Short task —
Under this task are some entries; return every one of them exactly.

Supplied information —
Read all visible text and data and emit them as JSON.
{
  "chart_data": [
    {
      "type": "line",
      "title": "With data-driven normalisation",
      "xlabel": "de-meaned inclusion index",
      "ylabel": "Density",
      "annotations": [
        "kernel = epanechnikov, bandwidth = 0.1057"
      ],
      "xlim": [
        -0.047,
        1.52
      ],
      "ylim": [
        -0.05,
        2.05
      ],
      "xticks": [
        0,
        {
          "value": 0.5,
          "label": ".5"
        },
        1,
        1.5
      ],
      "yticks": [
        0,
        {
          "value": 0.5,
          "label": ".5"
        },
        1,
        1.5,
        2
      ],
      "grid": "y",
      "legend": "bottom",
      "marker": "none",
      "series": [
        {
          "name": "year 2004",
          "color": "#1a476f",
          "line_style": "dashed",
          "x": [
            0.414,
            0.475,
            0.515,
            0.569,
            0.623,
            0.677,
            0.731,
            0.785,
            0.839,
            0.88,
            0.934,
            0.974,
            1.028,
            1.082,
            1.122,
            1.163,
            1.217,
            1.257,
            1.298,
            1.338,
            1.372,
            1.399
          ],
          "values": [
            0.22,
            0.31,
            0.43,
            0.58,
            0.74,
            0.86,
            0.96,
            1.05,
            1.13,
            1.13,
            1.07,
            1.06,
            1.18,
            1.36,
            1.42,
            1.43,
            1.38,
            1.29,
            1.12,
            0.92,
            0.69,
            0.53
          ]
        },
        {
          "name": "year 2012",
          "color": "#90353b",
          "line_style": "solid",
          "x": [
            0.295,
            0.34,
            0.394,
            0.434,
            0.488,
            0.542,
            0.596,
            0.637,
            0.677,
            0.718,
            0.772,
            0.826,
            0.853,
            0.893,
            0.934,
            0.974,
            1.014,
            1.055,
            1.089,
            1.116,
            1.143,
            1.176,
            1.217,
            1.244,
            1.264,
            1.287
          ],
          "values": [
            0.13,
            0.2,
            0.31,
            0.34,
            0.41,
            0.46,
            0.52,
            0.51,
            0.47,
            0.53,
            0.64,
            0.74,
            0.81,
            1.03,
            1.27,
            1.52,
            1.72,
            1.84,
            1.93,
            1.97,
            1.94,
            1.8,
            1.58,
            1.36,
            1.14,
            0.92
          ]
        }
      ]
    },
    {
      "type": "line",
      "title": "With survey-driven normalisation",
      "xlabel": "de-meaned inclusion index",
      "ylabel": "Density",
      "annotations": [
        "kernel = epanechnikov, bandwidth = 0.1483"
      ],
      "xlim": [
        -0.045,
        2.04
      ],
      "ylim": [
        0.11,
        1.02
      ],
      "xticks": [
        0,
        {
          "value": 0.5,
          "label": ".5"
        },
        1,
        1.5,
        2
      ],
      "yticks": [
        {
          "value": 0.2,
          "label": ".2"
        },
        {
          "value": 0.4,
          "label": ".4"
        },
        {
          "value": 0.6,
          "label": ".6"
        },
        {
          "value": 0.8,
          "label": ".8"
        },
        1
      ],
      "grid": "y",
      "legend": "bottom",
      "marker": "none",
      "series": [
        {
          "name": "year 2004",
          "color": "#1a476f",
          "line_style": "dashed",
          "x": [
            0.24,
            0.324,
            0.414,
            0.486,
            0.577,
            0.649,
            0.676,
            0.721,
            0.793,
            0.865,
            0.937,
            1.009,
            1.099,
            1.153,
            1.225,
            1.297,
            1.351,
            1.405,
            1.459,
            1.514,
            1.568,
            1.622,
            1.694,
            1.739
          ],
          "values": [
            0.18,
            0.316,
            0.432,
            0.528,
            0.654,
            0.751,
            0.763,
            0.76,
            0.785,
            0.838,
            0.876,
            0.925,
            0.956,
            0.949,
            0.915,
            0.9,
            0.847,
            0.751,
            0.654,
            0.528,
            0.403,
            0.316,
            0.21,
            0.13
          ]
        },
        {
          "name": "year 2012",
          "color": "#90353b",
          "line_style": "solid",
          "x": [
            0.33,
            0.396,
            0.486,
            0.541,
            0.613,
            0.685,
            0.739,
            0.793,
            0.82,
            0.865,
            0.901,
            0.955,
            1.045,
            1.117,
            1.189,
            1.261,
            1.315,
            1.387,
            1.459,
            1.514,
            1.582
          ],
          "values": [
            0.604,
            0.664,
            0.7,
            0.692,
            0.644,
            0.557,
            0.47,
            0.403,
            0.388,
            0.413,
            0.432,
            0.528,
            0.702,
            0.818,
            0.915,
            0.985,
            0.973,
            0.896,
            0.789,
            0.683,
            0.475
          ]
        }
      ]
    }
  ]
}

Exercise output —
Read all visible text and data and emit them as JSON.
{
  "chart_data": [
    {
      "type": "line",
      "title": "With data-driven normalisation",
      "xlabel": "de-meaned inclusion index",
      "ylabel": "Density",
      "annotations": [
        "kernel = epanechnikov, bandwidth = 0.1057"
      ],
      "xlim": [
        -0.047,
        1.52
      ],
      "ylim": [
        -0.05,
        2.05
      ],
      "xticks": [
        0,
        {
          "value": 0.5,
          "label": ".5"
        },
        1,
        1.5
      ],
      "yticks": [
        0,
        {
          "value": 0.5,
          "label": ".5"
        },
        1,
        1.5,
        2
      ],
      "grid": "y",
      "legend": "bottom",
      "marker": "none",
      "series": [
        {
          "name": "year 2004",
          "color": "#1a476f",
          "line_style": "dashed",
          "x": [
            0.414,
            0.475,
            0.515,
            0.569,
            0.623,
            0.677,
            0.731,
            0.785,
            0.839,
            0.88,
            0.934,
            0.974,
            1.028,
            1.082,
            1.122,
            1.163,
            1.217,
            1.257,
            1.298,
            1.338,
            1.372,
            1.399
          ],
          "values": [
            0.22,
            0.31,
            0.43,
            0.58,
            0.74,
            0.86,
            0.96,
            1.05,
            1.13,
            1.13,
            1.07,
            1.06,
            1.18,
            1.36,
            1.42,
            1.43,
            1.38,
            1.29,
            1.12,
            0.92,
            0.69,
            0.53
          ]
        },
        {
          "name": "year 2012",
          "color": "#90353b",
          "line_style": "solid",
          "x": [
            0.295,
            0.34,
            0.394,
            0.434,
            0.488,
            0.542,
            0.596,
            0.637,
            0.677,
            0.718,
            0.772,
            0.826,
            0.853,
            0.893,
            0.934,
            0.974,
            1.014,
            1.055,
            1.089,
            1.116,
            1.143,
            1.176,
            1.217,
            1.244,
            1.264,
            1.287
          ],
          "values": [
            0.13,
            0.2,
            0.31,
            0.34,
            0.41,
            0.46,
            0.52,
            0.51,
            0.47,
            0.53,
            0.64,
            0.74,
            0.81,
            1.03,
            1.27,
            1.52,
            1.72,
            1.84,
            1.93,
            1.97,
            1.94,
            1.8,
            1.58,
            1.36,
            1.14,
            0.92
          ]
        }
      ]
    },
    {
      "type": "line",
      "title": "With survey-driven normalisation",
      "xlabel": "de-meaned inclusion index",
      "ylabel": "Density",
      "annotations": [
        "kernel = epanechnikov, bandwidth = 0.1483"
      ],
      "xlim": [
        -0.045,
        2.04
      ],
      "ylim": [
        0.11,
        1.02
      ],
      "xticks": [
        0,
        {
          "value": 0.5,
          "label": ".5"
        },
        1,
        1.5,
        2
      ],
      "yticks": [
        {
          "value": 0.2,
          "label": ".2"
        },
        {
          "value": 0.4,
          "label": ".4"
        },
        {
          "value": 0.6,
          "label": ".6"
        },
        {
          "value": 0.8,
          "label": ".8"
        },
        1
      ],
      "grid": "y",
      "legend": "bottom",
      "marker": "none",
      "series": [
        {
          "name": "year 2004",
          "color": "#1a476f",
          "line_style": "dashed",
          "x": [
            0.24,
            0.324,
            0.414,
            0.486,
            0.577,
            0.649,
            0.676,
            0.721,
            0.793,
            0.865,
            0.937,
            1.009,
            1.099,
            1.153,
            1.225,
            1.297,
            1.351,
            1.405,
            1.459,
            1.514,
            1.568,
            1.622,
            1.694,
            1.739
          ],
          "values": [
            0.18,
            0.316,
            0.432,
            0.528,
            0.654,
            0.751,
            0.763,
            0.76,
            0.785,
            0.838,
            0.876,
            0.925,
            0.956,
            0.949,
            0.915,
            0.9,
            0.847,
            0.751,
            0.654,
            0.528,
            0.403,
            0.316,
            0.21,
            0.13
          ]
        },
        {
          "name": "year 2012",
          "color": "#90353b",
          "line_style": "solid",
          "x": [
            0.33,
            0.396,
            0.486,
            0.541,
            0.613,
            0.685,
            0.739,
            0.793,
            0.82,
            0.865,
            0.901,
            0.955,
            1.045,
            1.117,
            1.189,
            1.261,
            1.315,
            1.387,
            1.459,
            1.514,
            1.582
          ],
          "values": [
            0.604,
            0.664,
            0.7,
            0.692,
            0.644,
            0.557,
            0.47,
            0.403,
            0.388,
            0.413,
            0.432,
            0.528,
            0.702,
            0.818,
            0.915,
            0.985,
            0.973,
            0.896,
            0.789,
            0.683,
            0.475
          ]
        }
      ]
    }
  ]
}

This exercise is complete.